Written exercise:
Every entry here needs to be repeated exactly.

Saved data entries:
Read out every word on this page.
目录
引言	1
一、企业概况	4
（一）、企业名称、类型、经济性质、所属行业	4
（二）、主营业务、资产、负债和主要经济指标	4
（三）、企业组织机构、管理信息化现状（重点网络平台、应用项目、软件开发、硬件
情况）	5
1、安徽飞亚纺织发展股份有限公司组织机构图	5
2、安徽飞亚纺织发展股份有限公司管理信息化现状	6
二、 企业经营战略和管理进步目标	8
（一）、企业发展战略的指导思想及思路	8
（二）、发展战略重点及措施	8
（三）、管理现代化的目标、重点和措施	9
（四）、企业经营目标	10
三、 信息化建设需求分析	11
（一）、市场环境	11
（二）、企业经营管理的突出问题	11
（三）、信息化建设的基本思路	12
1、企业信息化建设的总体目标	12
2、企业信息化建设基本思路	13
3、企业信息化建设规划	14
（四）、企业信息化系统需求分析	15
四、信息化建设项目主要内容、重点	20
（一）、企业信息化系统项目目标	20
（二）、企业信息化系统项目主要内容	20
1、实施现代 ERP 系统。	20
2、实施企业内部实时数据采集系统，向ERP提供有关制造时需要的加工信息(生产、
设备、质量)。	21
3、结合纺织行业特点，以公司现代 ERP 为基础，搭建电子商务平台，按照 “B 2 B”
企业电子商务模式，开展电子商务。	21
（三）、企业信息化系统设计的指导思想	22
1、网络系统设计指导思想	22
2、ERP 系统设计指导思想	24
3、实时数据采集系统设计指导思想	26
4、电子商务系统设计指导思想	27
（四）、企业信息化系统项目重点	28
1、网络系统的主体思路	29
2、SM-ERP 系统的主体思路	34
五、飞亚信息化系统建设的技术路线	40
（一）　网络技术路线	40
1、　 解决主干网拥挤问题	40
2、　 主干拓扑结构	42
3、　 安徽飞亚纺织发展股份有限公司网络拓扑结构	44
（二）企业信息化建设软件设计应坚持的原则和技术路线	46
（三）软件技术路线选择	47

Finished task:
Read out every word on this page.
目录
引言	1
一、企业概况	4
（一）、企业名称、类型、经济性质、所属行业	4
（二）、主营业务、资产、负债和主要经济指标	4
（三）、企业组织机构、管理信息化现状（重点网络平台、应用项目、软件开发、硬件
情况）	5
1、安徽飞亚纺织发展股份有限公司组织机构图	5
2、安徽飞亚纺织发展股份有限公司管理信息化现状	6
二、 企业经营战略和管理进步目标	8
（一）、企业发展战略的指导思想及思路	8
（二）、发展战略重点及措施	8
（三）、管理现代化的目标、重点和措施	9
（四）、企业经营目标	10
三、 信息化建设需求分析	11
（一）、市场环境	11
（二）、企业经营管理的突出问题	11
（三）、信息化建设的基本思路	12
1、企业信息化建设的总体目标	12
2、企业信息化建设基本思路	13
3、企业信息化建设规划	14
（四）、企业信息化系统需求分析	15
四、信息化建设项目主要内容、重点	20
（一）、企业信息化系统项目目标	20
（二）、企业信息化系统项目主要内容	20
1、实施现代 ERP 系统。	20
2、实施企业内部实时数据采集系统，向ERP提供有关制造时需要的加工信息(生产、
设备、质量)。	21
3、结合纺织行业特点，以公司现代 ERP 为基础，搭建电子商务平台，按照 “B 2 B”
企业电子商务模式，开展电子商务。	21
（三）、企业信息化系统设计的指导思想	22
1、网络系统设计指导思想	22
2、ERP 系统设计指导思想	24
3、实时数据采集系统设计指导思想	26
4、电子商务系统设计指导思想	27
（四）、企业信息化系统项目重点	28
1、网络系统的主体思路	29
2、SM-ERP 系统的主体思路	34
五、飞亚信息化系统建设的技术路线	40
（一）　网络技术路线	40
1、　 解决主干网拥挤问题	40
2、　 主干拓扑结构	42
3、　 安徽飞亚纺织发展股份有限公司网络拓扑结构	44
（二）企业信息化建设软件设计应坚持的原则和技术路线	46
（三）软件技术路线选择	47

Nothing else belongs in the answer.